### [Exercise brief]
In your copy, repeat the records exactly and leave out the pictures.

═════ Dataset extract ═════

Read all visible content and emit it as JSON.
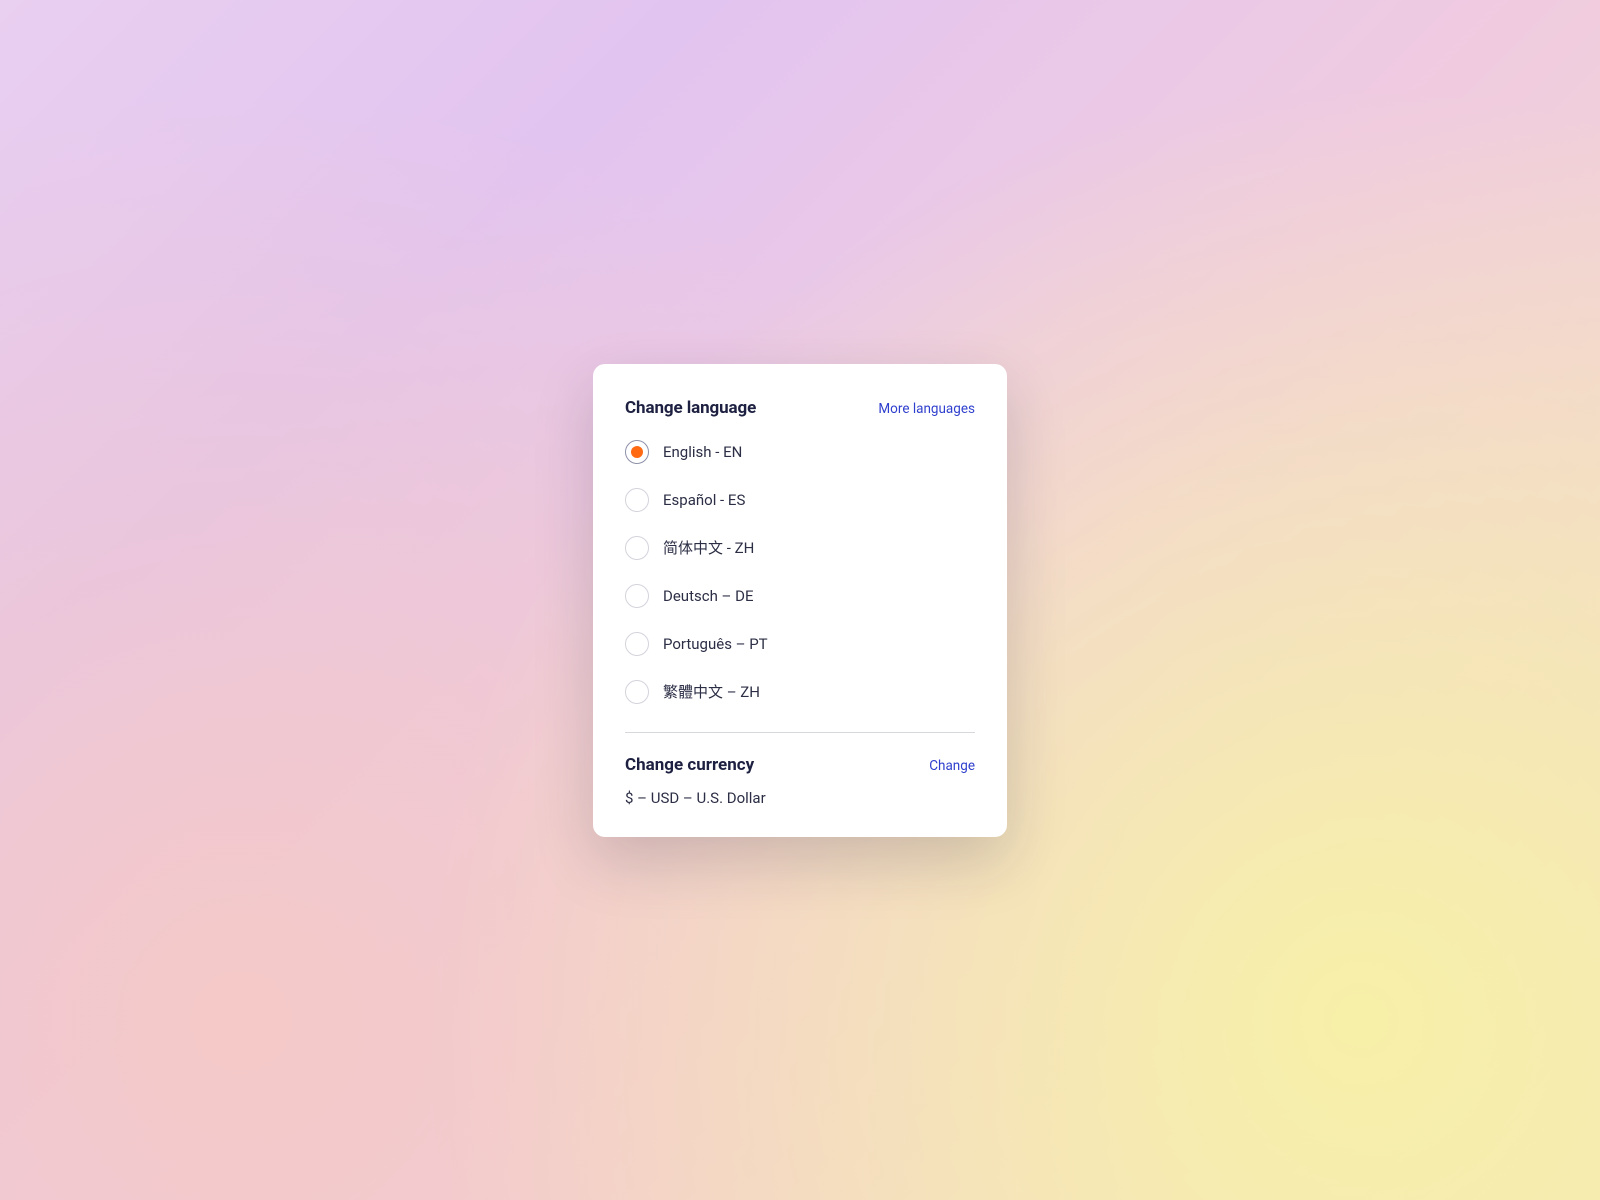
{
  "language": {
    "title": "Change language",
    "more_label": "More languages",
    "selected_index": 0,
    "options": [
      {
        "label": "English - EN"
      },
      {
        "label": "Español - ES"
      },
      {
        "label": "简体中文 - ZH"
      },
      {
        "label": "Deutsch – DE"
      },
      {
        "label": "Português – PT"
      },
      {
        "label": "繁體中文 – ZH"
      }
    ]
  },
  "currency": {
    "title": "Change currency",
    "change_label": "Change",
    "value": "$ – USD – U.S. Dollar"
  },
  "colors": {
    "accent_orange": "#ff6a13",
    "link_blue": "#2f3fcd",
    "text_dark": "#1d2040"
  }
}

═════

### [Solution to the exercise]
Read all visible content and emit it as JSON.
{
  "language": {
    "title": "Change language",
    "more_label": "More languages",
    "selected_index": 0,
    "options": [
      {
        "label": "English - EN"
      },
      {
        "label": "Español - ES"
      },
      {
        "label": "简体中文 - ZH"
      },
      {
        "label": "Deutsch – DE"
      },
      {
        "label": "Português – PT"
      },
      {
        "label": "繁體中文 – ZH"
      }
    ]
  },
  "currency": {
    "title": "Change currency",
    "change_label": "Change",
    "value": "$ – USD – U.S. Dollar"
  },
  "colors": {
    "accent_orange": "#ff6a13",
    "link_blue": "#2f3fcd",
    "text_dark": "#1d2040"
  }
}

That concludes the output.